WHAT YOU ARE ASKED TO DO
Arrange every line of the records below into a Markdown table with two columns, "No." and "Entry". Give each line's sequence number under "No." and the line itself under "Entry", and leave out blank lines.

━━━ DATASET EXTRACT ━━━

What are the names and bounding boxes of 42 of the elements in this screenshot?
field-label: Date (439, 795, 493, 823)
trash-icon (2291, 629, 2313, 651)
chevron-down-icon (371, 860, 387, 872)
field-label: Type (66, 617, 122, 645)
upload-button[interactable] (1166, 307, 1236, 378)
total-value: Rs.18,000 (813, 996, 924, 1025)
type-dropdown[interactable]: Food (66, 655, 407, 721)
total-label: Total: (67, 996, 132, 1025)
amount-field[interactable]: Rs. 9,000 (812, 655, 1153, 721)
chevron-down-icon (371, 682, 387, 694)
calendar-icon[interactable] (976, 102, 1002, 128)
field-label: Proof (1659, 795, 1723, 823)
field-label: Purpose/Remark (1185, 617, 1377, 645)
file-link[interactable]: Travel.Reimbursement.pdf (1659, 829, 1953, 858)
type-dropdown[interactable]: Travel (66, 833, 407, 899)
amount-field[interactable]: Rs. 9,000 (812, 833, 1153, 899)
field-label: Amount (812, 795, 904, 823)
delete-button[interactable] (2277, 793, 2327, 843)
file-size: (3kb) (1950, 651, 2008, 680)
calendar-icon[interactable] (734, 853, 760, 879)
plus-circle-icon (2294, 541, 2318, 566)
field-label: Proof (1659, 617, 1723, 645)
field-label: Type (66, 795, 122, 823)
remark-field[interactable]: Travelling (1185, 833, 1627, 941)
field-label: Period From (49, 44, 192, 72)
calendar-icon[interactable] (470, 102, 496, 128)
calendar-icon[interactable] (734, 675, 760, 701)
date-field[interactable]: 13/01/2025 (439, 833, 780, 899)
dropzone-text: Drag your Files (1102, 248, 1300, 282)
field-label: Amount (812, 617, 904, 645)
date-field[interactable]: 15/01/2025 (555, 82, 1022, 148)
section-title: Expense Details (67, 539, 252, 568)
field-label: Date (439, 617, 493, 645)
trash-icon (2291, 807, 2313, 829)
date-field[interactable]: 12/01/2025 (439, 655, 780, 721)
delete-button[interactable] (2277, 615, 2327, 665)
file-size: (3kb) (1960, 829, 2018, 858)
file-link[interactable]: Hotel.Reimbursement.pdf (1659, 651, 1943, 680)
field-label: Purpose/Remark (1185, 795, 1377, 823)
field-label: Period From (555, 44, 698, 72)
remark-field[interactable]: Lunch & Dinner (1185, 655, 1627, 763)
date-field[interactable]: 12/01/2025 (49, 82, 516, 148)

━━━

OUTPUT OF THE TASK
| No. | Entry |
|---|---|
| 1 | What are the names and bounding boxes of 42 of the elements in this screenshot? |
| 2 | field-label: Date (439, 795, 493, 823) |
| 3 | trash-icon (2291, 629, 2313, 651) |
| 4 | chevron-down-icon (371, 860, 387, 872) |
| 5 | field-label: Type (66, 617, 122, 645) |
| 6 | upload-button[interactable] (1166, 307, 1236, 378) |
| 7 | total-value: Rs.18,000 (813, 996, 924, 1025) |
| 8 | type-dropdown[interactable]: Food (66, 655, 407, 721) |
| 9 | total-label: Total: (67, 996, 132, 1025) |
| 10 | amount-field[interactable]: Rs. 9,000 (812, 655, 1153, 721) |
| 11 | chevron-down-icon (371, 682, 387, 694) |
| 12 | calendar-icon[interactable] (976, 102, 1002, 128) |
| 13 | field-label: Proof (1659, 795, 1723, 823) |
| 14 | field-label: Purpose/Remark (1185, 617, 1377, 645) |
| 15 | file-link[interactable]: Travel.Reimbursement.pdf (1659, 829, 1953, 858) |
| 16 | type-dropdown[interactable]: Travel (66, 833, 407, 899) |
| 17 | amount-field[interactable]: Rs. 9,000 (812, 833, 1153, 899) |
| 18 | field-label: Amount (812, 795, 904, 823) |
| 19 | delete-button[interactable] (2277, 793, 2327, 843) |
| 20 | file-size: (3kb) (1950, 651, 2008, 680) |
| 21 | calendar-icon[interactable] (734, 853, 760, 879) |
| 22 | plus-circle-icon (2294, 541, 2318, 566) |
| 23 | field-label: Proof (1659, 617, 1723, 645) |
| 24 | field-label: Type (66, 795, 122, 823) |
| 25 | remark-field[interactable]: Travelling (1185, 833, 1627, 941) |
| 26 | field-label: Period From (49, 44, 192, 72) |
| 27 | calendar-icon[interactable] (470, 102, 496, 128) |
| 28 | calendar-icon[interactable] (734, 675, 760, 701) |
| 29 | date-field[interactable]: 13/01/2025 (439, 833, 780, 899) |
| 30 | dropzone-text: Drag your Files (1102, 248, 1300, 282) |
| 31 | field-label: Amount (812, 617, 904, 645) |
| 32 | date-field[interactable]: 15/01/2025 (555, 82, 1022, 148) |
| 33 | section-title: Expense Details (67, 539, 252, 568) |
| 34 | field-label: Date (439, 617, 493, 645) |
| 35 | trash-icon (2291, 807, 2313, 829) |
| 36 | date-field[interactable]: 12/01/2025 (439, 655, 780, 721) |
| 37 | delete-button[interactable] (2277, 615, 2327, 665) |
| 38 | file-size: (3kb) (1960, 829, 2018, 858) |
| 39 | file-link[interactable]: Hotel.Reimbursement.pdf (1659, 651, 1943, 680) |
| 40 | field-label: Purpose/Remark (1185, 795, 1377, 823) |
| 41 | field-label: Period From (555, 44, 698, 72) |
| 42 | remark-field[interactable]: Lunch & Dinner (1185, 655, 1627, 763) |
| 43 | date-field[interactable]: 12/01/2025 (49, 82, 516, 148) |